== Anforderungen ==
Zitiere alles vom Anfang der Datensätze unten bis einschließlich der Zeile, die „840, 735, 862]“ enthält, Zeile für Zeile und ohne jede Änderung.

== Verfügbare Datensätze ==
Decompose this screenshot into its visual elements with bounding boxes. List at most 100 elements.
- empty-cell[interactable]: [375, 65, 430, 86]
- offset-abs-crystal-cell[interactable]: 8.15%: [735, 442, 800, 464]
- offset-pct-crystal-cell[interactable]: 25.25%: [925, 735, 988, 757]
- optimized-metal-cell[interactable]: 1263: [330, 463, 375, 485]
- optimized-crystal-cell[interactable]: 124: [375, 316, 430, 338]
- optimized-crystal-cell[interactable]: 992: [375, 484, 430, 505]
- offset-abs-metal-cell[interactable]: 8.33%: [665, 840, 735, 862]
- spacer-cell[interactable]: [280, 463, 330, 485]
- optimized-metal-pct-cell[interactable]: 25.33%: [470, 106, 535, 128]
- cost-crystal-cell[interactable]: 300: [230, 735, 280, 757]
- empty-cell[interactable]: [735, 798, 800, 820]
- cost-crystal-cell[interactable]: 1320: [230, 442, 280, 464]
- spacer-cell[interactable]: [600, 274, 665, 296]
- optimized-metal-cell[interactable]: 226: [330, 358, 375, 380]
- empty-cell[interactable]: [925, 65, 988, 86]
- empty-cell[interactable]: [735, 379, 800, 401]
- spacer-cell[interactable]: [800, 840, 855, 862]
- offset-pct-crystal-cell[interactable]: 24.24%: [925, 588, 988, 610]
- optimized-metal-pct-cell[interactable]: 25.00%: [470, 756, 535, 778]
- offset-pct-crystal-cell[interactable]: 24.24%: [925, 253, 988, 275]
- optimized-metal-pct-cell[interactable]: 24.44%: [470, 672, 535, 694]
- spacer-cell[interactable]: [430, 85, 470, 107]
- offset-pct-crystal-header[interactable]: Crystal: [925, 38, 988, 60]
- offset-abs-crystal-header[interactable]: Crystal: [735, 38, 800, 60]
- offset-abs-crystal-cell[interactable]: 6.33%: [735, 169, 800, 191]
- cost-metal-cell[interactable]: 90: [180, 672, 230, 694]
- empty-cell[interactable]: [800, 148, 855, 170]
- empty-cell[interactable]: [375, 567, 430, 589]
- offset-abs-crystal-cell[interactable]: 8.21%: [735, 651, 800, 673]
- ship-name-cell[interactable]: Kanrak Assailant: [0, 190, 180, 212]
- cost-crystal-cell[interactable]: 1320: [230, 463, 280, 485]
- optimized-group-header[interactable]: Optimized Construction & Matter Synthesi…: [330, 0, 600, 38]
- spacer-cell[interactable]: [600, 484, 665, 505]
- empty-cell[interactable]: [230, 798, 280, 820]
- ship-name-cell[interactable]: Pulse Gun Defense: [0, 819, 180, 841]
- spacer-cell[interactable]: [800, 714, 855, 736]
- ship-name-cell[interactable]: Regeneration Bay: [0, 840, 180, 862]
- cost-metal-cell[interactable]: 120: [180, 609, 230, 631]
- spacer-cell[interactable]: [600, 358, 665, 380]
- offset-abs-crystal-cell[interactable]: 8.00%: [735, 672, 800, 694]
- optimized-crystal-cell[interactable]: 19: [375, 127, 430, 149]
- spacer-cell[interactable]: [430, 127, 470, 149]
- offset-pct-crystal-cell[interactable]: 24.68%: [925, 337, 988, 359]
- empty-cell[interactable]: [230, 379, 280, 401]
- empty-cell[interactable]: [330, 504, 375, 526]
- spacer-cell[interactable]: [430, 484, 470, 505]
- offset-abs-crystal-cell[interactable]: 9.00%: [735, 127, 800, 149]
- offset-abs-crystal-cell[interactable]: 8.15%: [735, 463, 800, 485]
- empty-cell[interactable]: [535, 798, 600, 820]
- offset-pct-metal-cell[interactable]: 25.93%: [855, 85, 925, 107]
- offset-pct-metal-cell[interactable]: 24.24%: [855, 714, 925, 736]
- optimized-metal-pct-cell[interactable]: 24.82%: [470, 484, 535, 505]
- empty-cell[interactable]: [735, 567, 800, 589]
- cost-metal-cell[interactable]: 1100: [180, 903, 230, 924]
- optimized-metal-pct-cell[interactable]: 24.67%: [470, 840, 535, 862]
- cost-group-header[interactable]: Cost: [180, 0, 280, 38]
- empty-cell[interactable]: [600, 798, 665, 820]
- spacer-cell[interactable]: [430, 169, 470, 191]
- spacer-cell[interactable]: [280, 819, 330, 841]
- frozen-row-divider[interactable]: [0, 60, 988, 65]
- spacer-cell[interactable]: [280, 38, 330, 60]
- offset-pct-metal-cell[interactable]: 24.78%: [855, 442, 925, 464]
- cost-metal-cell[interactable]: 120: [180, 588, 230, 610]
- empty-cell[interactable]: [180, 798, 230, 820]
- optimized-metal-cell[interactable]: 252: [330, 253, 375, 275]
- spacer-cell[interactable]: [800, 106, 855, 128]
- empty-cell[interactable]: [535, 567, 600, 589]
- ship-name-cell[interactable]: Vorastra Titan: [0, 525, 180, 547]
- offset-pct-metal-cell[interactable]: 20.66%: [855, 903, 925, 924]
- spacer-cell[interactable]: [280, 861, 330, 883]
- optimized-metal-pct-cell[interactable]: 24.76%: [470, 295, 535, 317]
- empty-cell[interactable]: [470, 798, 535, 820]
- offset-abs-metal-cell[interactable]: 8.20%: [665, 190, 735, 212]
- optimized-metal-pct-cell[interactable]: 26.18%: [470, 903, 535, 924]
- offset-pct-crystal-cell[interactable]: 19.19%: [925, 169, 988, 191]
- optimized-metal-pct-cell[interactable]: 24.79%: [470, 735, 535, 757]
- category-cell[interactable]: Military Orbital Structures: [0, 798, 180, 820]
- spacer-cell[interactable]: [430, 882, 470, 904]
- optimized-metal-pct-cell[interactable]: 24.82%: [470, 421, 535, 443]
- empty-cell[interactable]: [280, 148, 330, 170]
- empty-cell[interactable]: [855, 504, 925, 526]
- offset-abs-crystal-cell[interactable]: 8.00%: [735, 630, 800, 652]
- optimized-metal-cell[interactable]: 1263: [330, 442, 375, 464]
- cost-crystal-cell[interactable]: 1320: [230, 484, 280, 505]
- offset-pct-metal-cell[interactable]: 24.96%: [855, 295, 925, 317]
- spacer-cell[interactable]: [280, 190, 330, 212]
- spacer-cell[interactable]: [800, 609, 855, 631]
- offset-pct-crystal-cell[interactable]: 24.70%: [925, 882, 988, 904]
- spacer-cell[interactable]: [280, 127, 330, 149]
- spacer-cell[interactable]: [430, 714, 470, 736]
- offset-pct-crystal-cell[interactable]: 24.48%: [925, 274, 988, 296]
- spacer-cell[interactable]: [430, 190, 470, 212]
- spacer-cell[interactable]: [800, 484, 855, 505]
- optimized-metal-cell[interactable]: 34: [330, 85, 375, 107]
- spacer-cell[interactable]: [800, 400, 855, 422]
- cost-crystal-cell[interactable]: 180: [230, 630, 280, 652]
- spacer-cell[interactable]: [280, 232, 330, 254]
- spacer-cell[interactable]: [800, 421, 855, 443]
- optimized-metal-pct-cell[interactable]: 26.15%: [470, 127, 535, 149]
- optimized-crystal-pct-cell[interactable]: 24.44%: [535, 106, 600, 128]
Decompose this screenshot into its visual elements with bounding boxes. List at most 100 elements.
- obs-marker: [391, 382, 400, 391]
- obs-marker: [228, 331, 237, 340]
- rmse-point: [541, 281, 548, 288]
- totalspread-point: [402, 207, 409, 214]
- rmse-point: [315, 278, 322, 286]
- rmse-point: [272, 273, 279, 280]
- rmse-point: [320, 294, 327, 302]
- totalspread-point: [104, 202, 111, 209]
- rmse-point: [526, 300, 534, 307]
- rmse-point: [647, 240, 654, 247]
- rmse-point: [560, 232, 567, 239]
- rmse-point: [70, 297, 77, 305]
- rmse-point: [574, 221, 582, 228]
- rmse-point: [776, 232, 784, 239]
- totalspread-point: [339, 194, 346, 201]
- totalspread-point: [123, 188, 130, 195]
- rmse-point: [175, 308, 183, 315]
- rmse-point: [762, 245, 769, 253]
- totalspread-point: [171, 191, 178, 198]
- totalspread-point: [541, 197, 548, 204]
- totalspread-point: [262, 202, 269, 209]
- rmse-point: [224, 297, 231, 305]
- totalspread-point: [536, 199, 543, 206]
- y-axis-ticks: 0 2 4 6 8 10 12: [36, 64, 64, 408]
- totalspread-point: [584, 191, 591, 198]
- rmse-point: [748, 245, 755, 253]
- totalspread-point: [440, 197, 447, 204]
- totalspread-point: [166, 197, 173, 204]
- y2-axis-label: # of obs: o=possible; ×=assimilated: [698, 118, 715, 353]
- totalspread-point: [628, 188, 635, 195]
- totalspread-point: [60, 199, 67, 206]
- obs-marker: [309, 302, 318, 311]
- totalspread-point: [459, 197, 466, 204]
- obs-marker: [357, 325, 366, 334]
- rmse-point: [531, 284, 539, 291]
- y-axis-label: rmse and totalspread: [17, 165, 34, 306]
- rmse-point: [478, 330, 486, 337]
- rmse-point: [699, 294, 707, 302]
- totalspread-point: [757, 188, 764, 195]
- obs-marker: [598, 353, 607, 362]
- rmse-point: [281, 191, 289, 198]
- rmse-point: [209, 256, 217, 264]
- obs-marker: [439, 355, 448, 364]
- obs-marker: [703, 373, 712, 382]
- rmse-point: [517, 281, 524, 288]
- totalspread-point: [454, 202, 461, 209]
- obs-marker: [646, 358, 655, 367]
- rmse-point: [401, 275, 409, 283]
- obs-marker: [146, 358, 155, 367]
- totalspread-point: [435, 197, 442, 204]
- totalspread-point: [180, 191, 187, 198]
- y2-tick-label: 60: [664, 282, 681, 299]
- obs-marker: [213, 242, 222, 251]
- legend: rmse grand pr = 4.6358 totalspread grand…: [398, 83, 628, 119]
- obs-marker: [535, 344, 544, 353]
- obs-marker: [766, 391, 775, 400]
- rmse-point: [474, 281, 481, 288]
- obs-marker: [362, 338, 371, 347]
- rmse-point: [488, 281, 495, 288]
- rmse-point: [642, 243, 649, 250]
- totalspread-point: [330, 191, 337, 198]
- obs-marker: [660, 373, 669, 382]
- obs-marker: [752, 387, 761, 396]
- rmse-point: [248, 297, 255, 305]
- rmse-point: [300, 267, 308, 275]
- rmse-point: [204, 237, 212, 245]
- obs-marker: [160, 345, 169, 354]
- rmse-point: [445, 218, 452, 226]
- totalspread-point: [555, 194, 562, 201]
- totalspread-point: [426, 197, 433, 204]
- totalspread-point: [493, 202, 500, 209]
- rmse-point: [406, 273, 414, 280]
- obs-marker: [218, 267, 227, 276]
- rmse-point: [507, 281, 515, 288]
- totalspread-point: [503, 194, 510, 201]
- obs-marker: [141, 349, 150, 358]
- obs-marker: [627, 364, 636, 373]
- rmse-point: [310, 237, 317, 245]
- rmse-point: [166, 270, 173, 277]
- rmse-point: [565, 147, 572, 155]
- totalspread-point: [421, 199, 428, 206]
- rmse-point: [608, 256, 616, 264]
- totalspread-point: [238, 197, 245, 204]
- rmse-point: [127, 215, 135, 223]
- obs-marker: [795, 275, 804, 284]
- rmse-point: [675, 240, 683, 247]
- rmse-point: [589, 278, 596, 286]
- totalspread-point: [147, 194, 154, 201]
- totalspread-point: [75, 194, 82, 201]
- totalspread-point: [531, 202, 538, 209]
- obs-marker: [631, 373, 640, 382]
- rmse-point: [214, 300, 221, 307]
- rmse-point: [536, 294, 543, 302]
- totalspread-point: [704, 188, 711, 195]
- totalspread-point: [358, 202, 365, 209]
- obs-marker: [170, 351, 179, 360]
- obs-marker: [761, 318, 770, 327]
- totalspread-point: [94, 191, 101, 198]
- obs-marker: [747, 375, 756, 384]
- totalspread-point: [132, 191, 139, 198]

== Erledigte Aufgabe ==
Decompose this screenshot into its visual elements with bounding boxes. List at most 100 elements.
- empty-cell[interactable]: [375, 65, 430, 86]
- offset-abs-crystal-cell[interactable]: 8.15%: [735, 442, 800, 464]
- offset-pct-crystal-cell[interactable]: 25.25%: [925, 735, 988, 757]
- optimized-metal-cell[interactable]: 1263: [330, 463, 375, 485]
- optimized-crystal-cell[interactable]: 124: [375, 316, 430, 338]
- optimized-crystal-cell[interactable]: 992: [375, 484, 430, 505]
- offset-abs-metal-cell[interactable]: 8.33%: [665, 840, 735, 862]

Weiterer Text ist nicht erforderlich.